• [Task directions] Any pictures in the records below should be skipped; write out everything else exactly.

* BEGIN Exercise materials *

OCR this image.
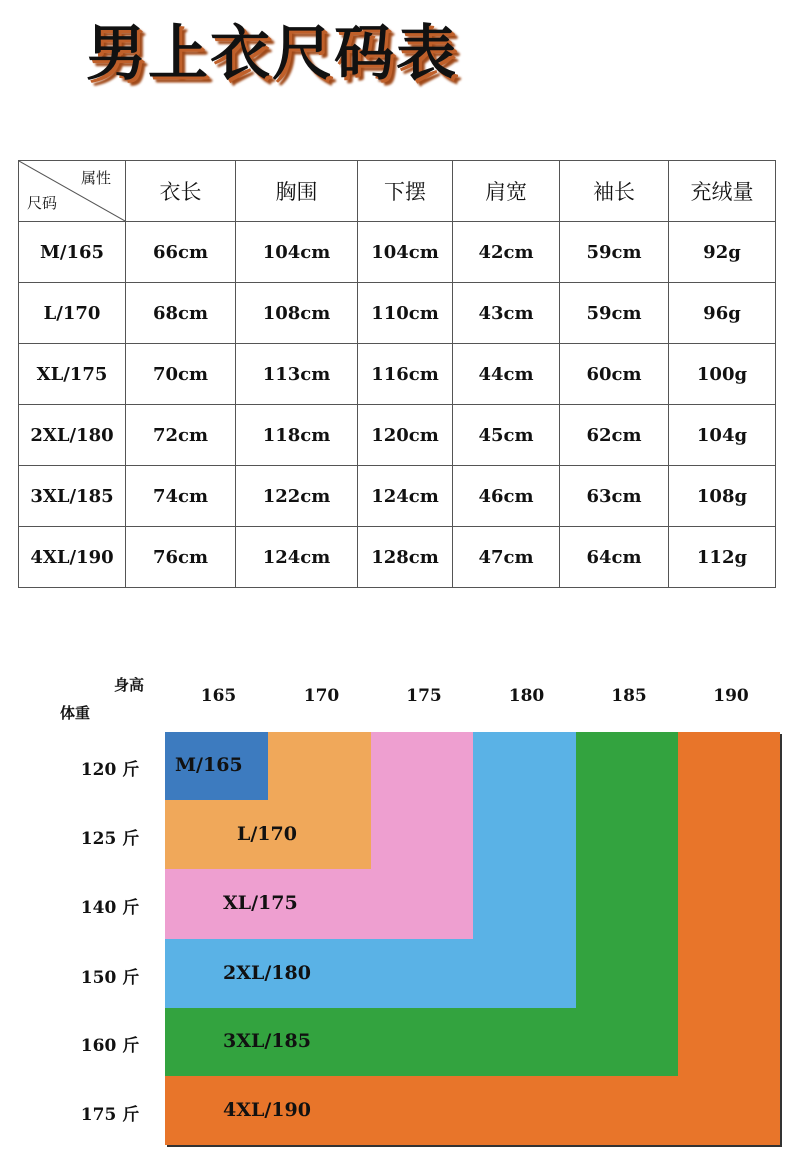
男上衣尺码表
属性
尺码	衣长	胸围	下摆	肩宽	袖长	充绒量
M/165	66cm	104cm	104cm	42cm	59cm	92g
L/170	68cm	108cm	110cm	43cm	59cm	96g
XL/175	70cm	113cm	116cm	44cm	60cm	100g
2XL/180	72cm	118cm	120cm	45cm	62cm	104g
3XL/185	74cm	122cm	124cm	46cm	63cm	108g
4XL/190	76cm	124cm	128cm	47cm	64cm	112g
身高
体重
165	170	175	180	185	190
120 斤
125 斤
140 斤
150 斤
160 斤
175 斤
M/165
L/170
XL/175
2XL/180
3XL/185
4XL/190
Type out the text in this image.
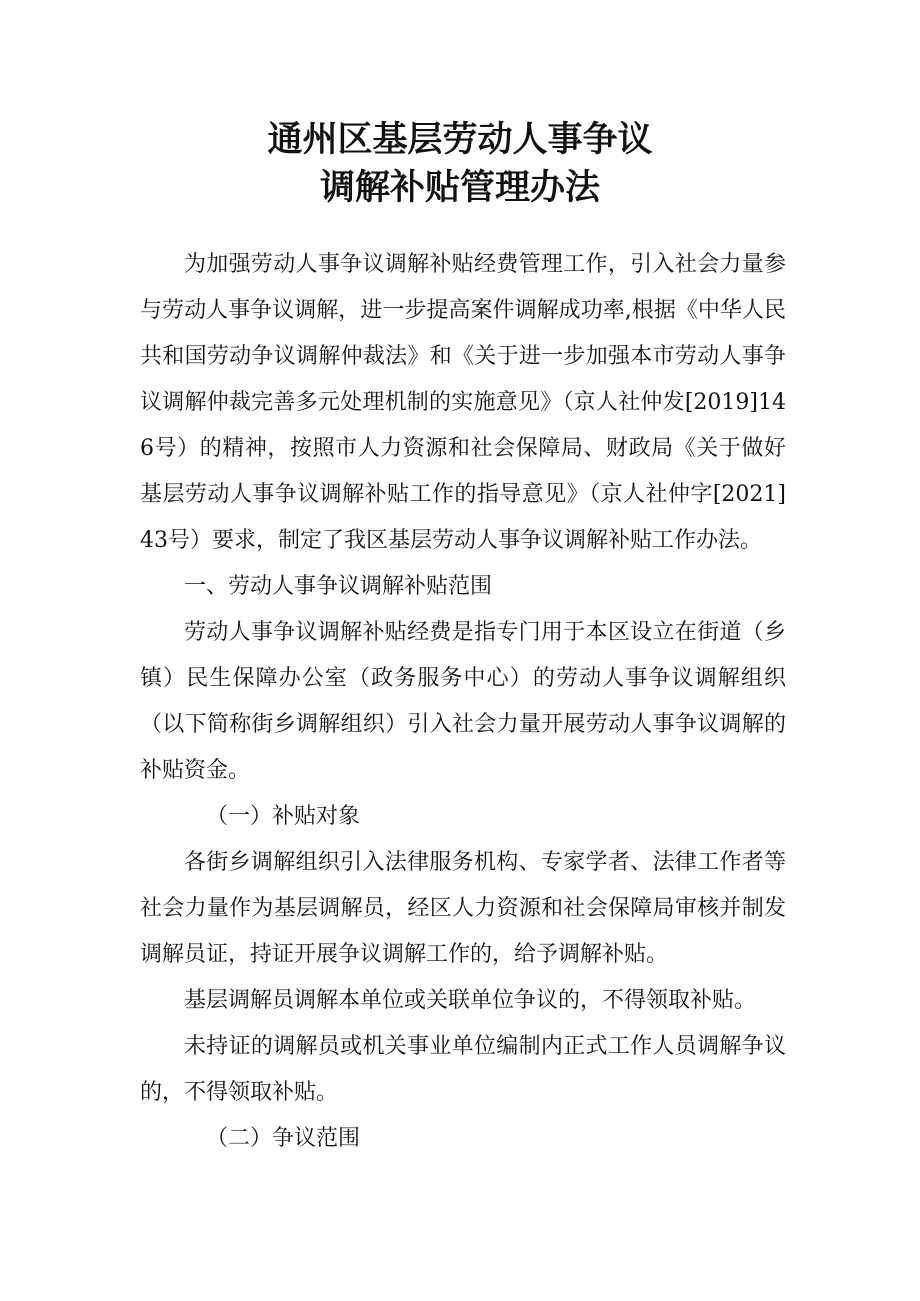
通州区基层劳动人事争议
调解补贴管理办法

为加强劳动人事争议调解补贴经费管理工作，引入社会力量参与劳动人事争议调解，进一步提高案件调解成功率,根据《中华人民共和国劳动争议调解仲裁法》和《关于进一步加强本市劳动人事争议调解仲裁完善多元处理机制的实施意见》（京人社仲发[2019]146号）的精神，按照市人力资源和社会保障局、财政局《关于做好基层劳动人事争议调解补贴工作的指导意见》（京人社仲字[2021]43号）要求，制定了我区基层劳动人事争议调解补贴工作办法。

一、劳动人事争议调解补贴范围

劳动人事争议调解补贴经费是指专门用于本区设立在街道（乡镇）民生保障办公室（政务服务中心）的劳动人事争议调解组织（以下简称街乡调解组织）引入社会力量开展劳动人事争议调解的补贴资金。

（一）补贴对象

各街乡调解组织引入法律服务机构、专家学者、法律工作者等社会力量作为基层调解员，经区人力资源和社会保障局审核并制发调解员证，持证开展争议调解工作的，给予调解补贴。

基层调解员调解本单位或关联单位争议的，不得领取补贴。

未持证的调解员或机关事业单位编制内正式工作人员调解争议的，不得领取补贴。

（二）争议范围
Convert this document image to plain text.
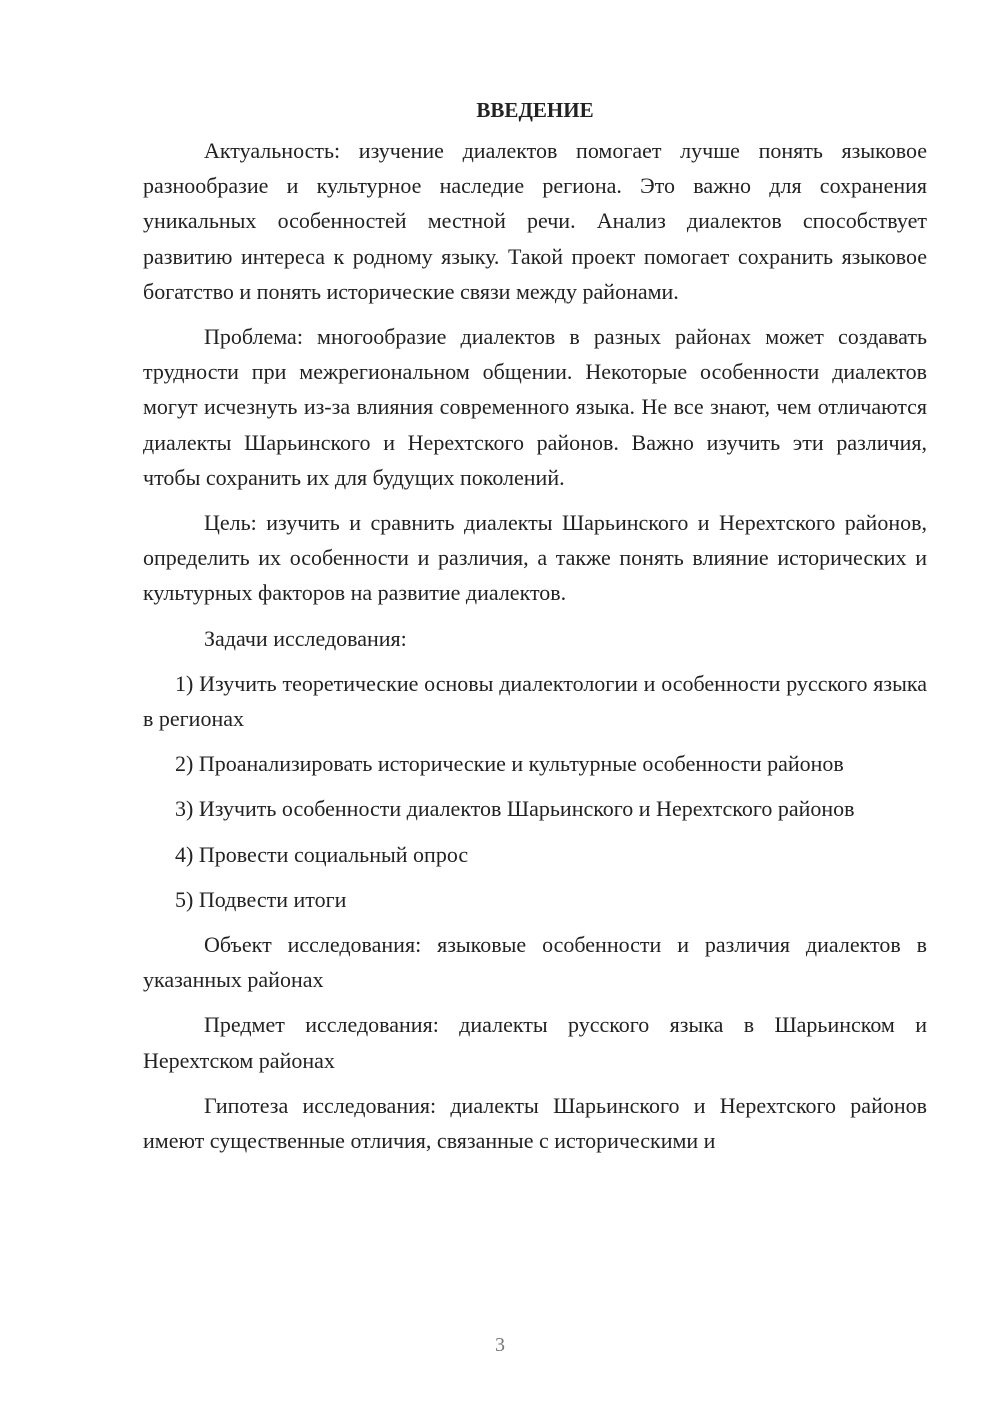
ВВЕДЕНИЕ

Актуальность: изучение диалектов помогает лучше понять языковое разнообразие и культурное наследие региона. Это важно для сохранения уникальных особенностей местной речи. Анализ диалектов способствует развитию интереса к родному языку. Такой проект помогает сохранить языковое богатство и понять исторические связи между районами.

Проблема: многообразие диалектов в разных районах может создавать трудности при межрегиональном общении. Некоторые особенности диалектов могут исчезнуть из-за влияния современного языка. Не все знают, чем отличаются диалекты Шарьинского и Нерехтского районов. Важно изучить эти различия, чтобы сохранить их для будущих поколений.

Цель: изучить и сравнить диалекты Шарьинского и Нерехтского районов, определить их особенности и различия, а также понять влияние исторических и культурных факторов на развитие диалектов.

Задачи исследования:

1) Изучить теоретические основы диалектологии и особенности русского языка в регионах

2) Проанализировать исторические и культурные особенности районов

3) Изучить особенности диалектов Шарьинского и Нерехтского районов

4) Провести социальный опрос

5) Подвести итоги

Объект исследования: языковые особенности и различия диалектов в указанных районах

Предмет исследования: диалекты русского языка в Шарьинском и Нерехтском районах

Гипотеза исследования: диалекты Шарьинского и Нерехтского районов имеют существенные отличия, связанные с историческими и

3
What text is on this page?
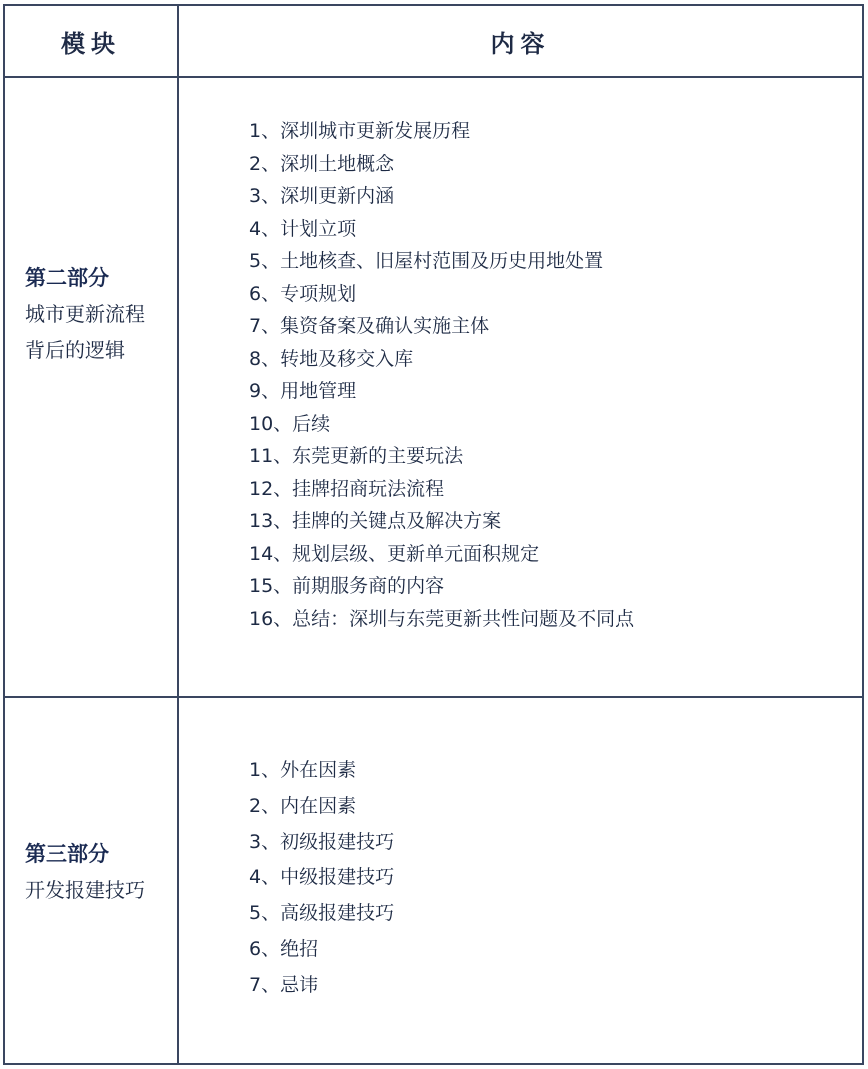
模块	内容
第二部分
城市更新流程
背后的逻辑
1、深圳城市更新发展历程
2、深圳土地概念
3、深圳更新内涵
4、计划立项
5、土地核查、旧屋村范围及历史用地处置
6、专项规划
7、集资备案及确认实施主体
8、转地及移交入库
9、用地管理
10、后续
11、东莞更新的主要玩法
12、挂牌招商玩法流程
13、挂牌的关键点及解决方案
14、规划层级、更新单元面积规定
15、前期服务商的内容
16、总结：深圳与东莞更新共性问题及不同点
第三部分
开发报建技巧
1、外在因素
2、内在因素
3、初级报建技巧
4、中级报建技巧
5、高级报建技巧
6、绝招
7、忌讳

* END Exercise materials *

• [Output for this task]
OCR this image.
男上衣尺码表
属性
尺码	衣长	胸围	下摆	肩宽	袖长	充绒量
M/165	66cm	104cm	104cm	42cm	59cm	92g
L/170	68cm	108cm	110cm	43cm	59cm	96g
XL/175	70cm	113cm	116cm	44cm	60cm	100g
2XL/180	72cm	118cm	120cm	45cm	62cm	104g
3XL/185	74cm	122cm	124cm	46cm	63cm	108g
4XL/190	76cm	124cm	128cm	47cm	64cm	112g
身高
体重
165	170	175	180	185	190
120 斤
125 斤
140 斤
150 斤
160 斤
175 斤
M/165
L/170
XL/175
2XL/180
3XL/185
4XL/190
Type out the text in this image.
通州区基层劳动人事争议
调解补贴管理办法

为加强劳动人事争议调解补贴经费管理工作，引入社会力量参与劳动人事争议调解，进一步提高案件调解成功率,根据《中华人民共和国劳动争议调解仲裁法》和《关于进一步加强本市劳动人事争议调解仲裁完善多元处理机制的实施意见》（京人社仲发[2019]146号）的精神，按照市人力资源和社会保障局、财政局《关于做好基层劳动人事争议调解补贴工作的指导意见》（京人社仲字[2021]43号）要求，制定了我区基层劳动人事争议调解补贴工作办法。

一、劳动人事争议调解补贴范围

劳动人事争议调解补贴经费是指专门用于本区设立在街道（乡镇）民生保障办公室（政务服务中心）的劳动人事争议调解组织（以下简称街乡调解组织）引入社会力量开展劳动人事争议调解的补贴资金。

（一）补贴对象

各街乡调解组织引入法律服务机构、专家学者、法律工作者等社会力量作为基层调解员，经区人力资源和社会保障局审核并制发调解员证，持证开展争议调解工作的，给予调解补贴。

基层调解员调解本单位或关联单位争议的，不得领取补贴。

未持证的调解员或机关事业单位编制内正式工作人员调解争议的，不得领取补贴。

（二）争议范围
Convert this document image to plain text.
ВВЕДЕНИЕ

Актуальность: изучение диалектов помогает лучше понять языковое разнообразие и культурное наследие региона. Это важно для сохранения уникальных особенностей местной речи. Анализ диалектов способствует развитию интереса к родному языку. Такой проект помогает сохранить языковое богатство и понять исторические связи между районами.

Проблема: многообразие диалектов в разных районах может создавать трудности при межрегиональном общении. Некоторые особенности диалектов могут исчезнуть из-за влияния современного языка. Не все знают, чем отличаются диалекты Шарьинского и Нерехтского районов. Важно изучить эти различия, чтобы сохранить их для будущих поколений.

Цель: изучить и сравнить диалекты Шарьинского и Нерехтского районов, определить их особенности и различия, а также понять влияние исторических и культурных факторов на развитие диалектов.

Задачи исследования:

1) Изучить теоретические основы диалектологии и особенности русского языка в регионах

2) Проанализировать исторические и культурные особенности районов

3) Изучить особенности диалектов Шарьинского и Нерехтского районов

4) Провести социальный опрос

5) Подвести итоги

Объект исследования: языковые особенности и различия диалектов в указанных районах

Предмет исследования: диалекты русского языка в Шарьинском и Нерехтском районах

Гипотеза исследования: диалекты Шарьинского и Нерехтского районов имеют существенные отличия, связанные с историческими и

3
What text is on this page?
模块	内容
第二部分
城市更新流程
背后的逻辑
1、深圳城市更新发展历程
2、深圳土地概念
3、深圳更新内涵
4、计划立项
5、土地核查、旧屋村范围及历史用地处置
6、专项规划
7、集资备案及确认实施主体
8、转地及移交入库
9、用地管理
10、后续
11、东莞更新的主要玩法
12、挂牌招商玩法流程
13、挂牌的关键点及解决方案
14、规划层级、更新单元面积规定
15、前期服务商的内容
16、总结：深圳与东莞更新共性问题及不同点
第三部分
开发报建技巧
1、外在因素
2、内在因素
3、初级报建技巧
4、中级报建技巧
5、高级报建技巧
6、绝招
7、忌讳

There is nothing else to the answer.